INPUT MATERIAL ▸
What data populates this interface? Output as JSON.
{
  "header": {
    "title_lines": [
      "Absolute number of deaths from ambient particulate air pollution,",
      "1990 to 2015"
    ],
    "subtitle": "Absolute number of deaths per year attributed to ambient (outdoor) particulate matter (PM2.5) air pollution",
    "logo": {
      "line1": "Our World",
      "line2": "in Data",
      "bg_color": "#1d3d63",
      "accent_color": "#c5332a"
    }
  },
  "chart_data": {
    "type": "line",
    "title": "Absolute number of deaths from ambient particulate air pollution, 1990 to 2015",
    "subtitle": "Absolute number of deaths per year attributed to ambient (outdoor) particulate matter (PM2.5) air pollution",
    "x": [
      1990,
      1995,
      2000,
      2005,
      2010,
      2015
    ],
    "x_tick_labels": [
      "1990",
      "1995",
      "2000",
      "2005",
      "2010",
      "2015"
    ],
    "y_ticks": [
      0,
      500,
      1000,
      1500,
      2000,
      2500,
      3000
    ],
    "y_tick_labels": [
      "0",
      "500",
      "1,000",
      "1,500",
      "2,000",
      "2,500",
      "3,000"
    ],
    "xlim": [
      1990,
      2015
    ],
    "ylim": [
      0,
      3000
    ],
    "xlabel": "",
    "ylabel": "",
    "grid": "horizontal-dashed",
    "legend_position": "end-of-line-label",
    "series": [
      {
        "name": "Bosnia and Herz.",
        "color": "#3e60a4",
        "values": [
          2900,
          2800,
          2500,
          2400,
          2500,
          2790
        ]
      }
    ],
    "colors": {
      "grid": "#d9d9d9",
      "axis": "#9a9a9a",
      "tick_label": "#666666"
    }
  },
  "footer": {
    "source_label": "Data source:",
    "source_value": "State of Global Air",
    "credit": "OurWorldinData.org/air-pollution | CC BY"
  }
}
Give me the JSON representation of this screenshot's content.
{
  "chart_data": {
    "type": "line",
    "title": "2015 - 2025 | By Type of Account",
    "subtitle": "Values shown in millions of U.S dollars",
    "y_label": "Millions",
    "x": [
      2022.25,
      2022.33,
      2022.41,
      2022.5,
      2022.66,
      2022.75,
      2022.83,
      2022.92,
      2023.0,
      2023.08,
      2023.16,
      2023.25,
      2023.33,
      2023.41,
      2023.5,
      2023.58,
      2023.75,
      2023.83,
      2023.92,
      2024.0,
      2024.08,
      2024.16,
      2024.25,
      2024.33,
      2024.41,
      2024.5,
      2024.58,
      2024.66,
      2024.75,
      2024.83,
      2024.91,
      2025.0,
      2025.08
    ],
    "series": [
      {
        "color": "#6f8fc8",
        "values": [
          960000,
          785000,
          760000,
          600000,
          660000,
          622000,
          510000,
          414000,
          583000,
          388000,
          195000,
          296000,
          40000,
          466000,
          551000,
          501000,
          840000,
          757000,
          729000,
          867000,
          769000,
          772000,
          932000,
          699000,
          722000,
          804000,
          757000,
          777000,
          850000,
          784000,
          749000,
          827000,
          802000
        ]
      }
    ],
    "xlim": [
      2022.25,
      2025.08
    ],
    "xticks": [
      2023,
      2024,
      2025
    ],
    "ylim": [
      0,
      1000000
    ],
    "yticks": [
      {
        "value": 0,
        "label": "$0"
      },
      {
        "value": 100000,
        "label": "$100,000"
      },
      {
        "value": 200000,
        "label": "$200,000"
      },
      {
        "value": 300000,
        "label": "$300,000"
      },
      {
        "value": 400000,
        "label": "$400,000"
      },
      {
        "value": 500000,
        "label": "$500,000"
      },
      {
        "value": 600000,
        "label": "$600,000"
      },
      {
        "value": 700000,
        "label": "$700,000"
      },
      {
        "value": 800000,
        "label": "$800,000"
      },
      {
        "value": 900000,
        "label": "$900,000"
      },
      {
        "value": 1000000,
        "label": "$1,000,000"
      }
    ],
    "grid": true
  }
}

AIM ▸
Give only the count of lines in which the string "pollution" appears.

SOLVED PROBLEM ▸
5